## BEGIN Source material
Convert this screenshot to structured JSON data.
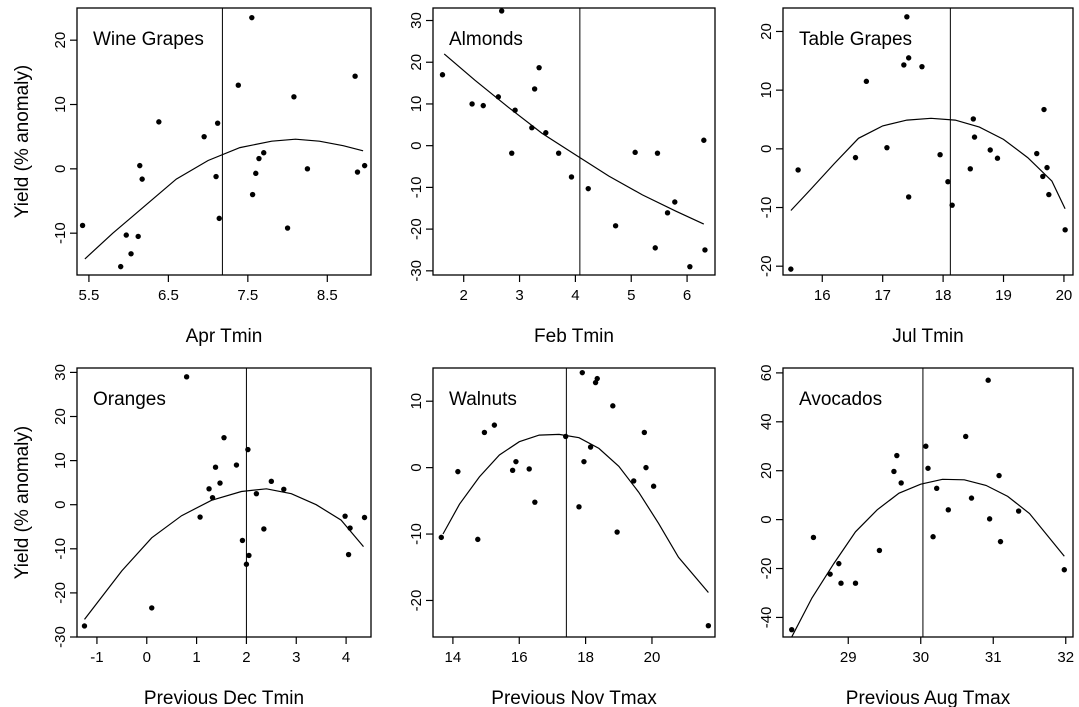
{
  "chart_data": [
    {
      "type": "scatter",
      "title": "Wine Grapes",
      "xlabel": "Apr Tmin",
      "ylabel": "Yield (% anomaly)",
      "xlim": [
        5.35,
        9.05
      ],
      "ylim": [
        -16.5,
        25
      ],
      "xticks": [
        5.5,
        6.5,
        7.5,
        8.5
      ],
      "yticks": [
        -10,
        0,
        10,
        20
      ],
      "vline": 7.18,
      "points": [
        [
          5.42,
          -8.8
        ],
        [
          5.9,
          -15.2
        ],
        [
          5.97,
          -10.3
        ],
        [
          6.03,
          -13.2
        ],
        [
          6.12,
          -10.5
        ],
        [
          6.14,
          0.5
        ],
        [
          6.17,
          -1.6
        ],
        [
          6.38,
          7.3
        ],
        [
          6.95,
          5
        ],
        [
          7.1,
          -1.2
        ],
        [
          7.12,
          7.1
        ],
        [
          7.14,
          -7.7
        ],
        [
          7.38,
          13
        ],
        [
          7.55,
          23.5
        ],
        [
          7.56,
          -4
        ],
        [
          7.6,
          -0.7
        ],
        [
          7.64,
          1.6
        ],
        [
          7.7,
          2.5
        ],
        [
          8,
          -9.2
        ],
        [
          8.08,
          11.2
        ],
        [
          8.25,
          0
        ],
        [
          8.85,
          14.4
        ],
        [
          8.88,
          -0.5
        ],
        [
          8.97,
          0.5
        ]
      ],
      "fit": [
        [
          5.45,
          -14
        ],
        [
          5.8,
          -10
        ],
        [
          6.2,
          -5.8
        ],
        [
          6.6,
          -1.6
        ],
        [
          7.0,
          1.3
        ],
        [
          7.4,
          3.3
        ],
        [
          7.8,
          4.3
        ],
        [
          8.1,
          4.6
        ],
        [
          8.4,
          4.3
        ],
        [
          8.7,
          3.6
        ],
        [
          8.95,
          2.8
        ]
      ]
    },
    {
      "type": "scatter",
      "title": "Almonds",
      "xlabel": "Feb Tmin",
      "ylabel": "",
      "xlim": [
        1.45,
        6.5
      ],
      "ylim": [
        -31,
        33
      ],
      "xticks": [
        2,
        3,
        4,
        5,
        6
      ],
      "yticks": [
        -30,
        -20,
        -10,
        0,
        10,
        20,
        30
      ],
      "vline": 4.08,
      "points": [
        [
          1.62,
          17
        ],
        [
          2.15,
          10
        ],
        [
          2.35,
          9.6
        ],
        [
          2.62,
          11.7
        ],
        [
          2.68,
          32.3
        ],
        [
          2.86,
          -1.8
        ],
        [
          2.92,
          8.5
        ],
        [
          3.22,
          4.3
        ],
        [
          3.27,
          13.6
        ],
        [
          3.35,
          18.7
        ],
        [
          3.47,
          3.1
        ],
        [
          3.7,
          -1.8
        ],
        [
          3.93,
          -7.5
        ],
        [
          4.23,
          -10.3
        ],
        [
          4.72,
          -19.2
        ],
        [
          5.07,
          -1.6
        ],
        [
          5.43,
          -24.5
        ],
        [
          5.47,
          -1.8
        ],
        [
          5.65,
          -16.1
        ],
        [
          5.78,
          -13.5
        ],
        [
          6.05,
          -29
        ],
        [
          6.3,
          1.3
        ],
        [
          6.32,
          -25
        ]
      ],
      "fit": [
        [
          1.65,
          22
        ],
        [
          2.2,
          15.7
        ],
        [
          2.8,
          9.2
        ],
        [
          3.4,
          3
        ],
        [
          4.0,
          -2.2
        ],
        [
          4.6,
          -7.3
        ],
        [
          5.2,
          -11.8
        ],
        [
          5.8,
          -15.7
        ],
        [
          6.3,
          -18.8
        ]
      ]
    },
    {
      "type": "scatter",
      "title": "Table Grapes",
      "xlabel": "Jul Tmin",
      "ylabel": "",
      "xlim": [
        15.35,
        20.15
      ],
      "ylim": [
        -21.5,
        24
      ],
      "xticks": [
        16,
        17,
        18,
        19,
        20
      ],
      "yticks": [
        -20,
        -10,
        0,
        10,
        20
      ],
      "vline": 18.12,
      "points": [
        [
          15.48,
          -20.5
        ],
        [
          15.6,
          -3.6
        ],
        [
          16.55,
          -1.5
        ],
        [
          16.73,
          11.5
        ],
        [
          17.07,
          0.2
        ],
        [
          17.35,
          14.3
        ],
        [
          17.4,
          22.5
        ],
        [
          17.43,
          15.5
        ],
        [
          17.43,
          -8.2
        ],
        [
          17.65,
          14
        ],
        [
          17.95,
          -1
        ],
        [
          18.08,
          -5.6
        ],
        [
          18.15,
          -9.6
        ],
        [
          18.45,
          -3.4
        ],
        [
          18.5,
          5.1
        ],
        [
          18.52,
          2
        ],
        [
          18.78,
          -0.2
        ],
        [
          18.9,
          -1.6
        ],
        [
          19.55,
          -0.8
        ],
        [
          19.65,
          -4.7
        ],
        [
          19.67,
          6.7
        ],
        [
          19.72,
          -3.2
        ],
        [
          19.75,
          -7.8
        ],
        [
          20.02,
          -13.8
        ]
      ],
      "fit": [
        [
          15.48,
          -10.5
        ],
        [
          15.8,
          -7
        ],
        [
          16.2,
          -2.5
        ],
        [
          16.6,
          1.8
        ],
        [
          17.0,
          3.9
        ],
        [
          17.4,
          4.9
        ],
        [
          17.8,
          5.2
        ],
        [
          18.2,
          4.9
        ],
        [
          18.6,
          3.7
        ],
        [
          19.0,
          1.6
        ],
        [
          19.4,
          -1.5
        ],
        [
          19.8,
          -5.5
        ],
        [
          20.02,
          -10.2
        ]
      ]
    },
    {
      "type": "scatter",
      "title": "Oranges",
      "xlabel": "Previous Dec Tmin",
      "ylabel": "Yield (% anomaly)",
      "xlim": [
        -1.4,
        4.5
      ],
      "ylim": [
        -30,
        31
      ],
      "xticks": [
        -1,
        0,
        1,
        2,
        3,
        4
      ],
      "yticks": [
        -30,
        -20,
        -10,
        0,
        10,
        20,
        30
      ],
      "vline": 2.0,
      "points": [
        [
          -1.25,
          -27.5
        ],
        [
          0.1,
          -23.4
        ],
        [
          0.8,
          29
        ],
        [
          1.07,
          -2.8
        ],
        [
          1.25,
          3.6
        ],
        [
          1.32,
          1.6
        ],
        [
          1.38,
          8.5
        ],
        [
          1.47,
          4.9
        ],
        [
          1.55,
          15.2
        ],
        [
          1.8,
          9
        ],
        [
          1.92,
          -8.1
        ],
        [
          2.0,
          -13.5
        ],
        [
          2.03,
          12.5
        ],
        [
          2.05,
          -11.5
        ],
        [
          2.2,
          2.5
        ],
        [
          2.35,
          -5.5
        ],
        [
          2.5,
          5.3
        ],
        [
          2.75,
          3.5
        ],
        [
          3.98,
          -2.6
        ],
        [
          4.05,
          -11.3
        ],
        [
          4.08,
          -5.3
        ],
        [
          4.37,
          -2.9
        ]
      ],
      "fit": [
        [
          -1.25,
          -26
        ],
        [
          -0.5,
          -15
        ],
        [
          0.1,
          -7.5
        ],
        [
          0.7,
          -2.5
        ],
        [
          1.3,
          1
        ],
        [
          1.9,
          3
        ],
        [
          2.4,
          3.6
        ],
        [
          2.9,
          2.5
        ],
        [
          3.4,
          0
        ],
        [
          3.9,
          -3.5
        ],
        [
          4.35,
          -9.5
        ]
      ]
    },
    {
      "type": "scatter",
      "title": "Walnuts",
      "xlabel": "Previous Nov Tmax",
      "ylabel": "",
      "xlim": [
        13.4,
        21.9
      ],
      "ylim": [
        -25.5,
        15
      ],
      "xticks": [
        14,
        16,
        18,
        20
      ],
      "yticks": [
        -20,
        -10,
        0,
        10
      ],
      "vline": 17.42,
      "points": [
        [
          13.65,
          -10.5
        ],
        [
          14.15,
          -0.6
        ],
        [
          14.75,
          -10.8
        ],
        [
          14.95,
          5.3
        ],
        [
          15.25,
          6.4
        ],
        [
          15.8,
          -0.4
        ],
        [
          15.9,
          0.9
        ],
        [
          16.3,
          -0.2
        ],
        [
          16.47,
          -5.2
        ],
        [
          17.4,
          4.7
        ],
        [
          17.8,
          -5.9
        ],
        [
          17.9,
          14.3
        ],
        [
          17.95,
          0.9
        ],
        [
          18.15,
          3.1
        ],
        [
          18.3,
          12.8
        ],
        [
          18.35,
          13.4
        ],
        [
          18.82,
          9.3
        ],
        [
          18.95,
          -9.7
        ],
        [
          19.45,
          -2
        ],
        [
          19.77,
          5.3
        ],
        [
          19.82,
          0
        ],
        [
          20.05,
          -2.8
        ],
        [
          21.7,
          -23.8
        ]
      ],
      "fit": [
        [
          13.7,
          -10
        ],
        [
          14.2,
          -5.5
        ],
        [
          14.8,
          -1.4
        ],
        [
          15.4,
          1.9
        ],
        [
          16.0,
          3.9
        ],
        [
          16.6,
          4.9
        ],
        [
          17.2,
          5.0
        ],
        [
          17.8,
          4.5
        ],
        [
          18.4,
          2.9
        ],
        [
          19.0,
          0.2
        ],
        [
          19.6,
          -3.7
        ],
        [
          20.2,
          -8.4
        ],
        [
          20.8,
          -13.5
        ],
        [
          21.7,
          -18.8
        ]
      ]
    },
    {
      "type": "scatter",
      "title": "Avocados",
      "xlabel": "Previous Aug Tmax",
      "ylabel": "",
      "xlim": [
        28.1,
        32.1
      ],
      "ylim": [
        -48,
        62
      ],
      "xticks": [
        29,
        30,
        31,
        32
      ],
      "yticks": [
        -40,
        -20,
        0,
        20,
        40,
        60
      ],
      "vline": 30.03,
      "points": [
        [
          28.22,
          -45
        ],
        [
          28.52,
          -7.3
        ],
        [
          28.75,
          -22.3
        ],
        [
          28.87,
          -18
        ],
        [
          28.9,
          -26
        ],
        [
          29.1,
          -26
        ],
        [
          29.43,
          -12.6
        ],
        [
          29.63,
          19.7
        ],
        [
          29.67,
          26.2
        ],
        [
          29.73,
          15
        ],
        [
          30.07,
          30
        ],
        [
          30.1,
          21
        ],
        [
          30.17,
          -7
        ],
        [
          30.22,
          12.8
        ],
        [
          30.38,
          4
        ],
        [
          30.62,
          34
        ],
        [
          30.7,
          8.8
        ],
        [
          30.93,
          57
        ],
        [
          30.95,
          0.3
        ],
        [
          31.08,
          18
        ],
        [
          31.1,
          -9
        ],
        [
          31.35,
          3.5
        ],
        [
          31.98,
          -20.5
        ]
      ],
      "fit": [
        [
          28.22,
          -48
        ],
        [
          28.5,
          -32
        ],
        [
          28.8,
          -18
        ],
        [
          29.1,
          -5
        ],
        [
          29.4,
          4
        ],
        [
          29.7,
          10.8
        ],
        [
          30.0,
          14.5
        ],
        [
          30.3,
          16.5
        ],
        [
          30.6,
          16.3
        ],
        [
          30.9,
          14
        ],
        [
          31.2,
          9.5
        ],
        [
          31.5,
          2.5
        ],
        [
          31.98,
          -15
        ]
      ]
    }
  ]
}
## END Source material
Aim :: Pull every line containing "vline" out of the data above.

Written reply ::
      "vline": 7.18,
      "vline": 4.08,
      "vline": 18.12,
      "vline": 2.0,
      "vline": 17.42,
      "vline": 30.03,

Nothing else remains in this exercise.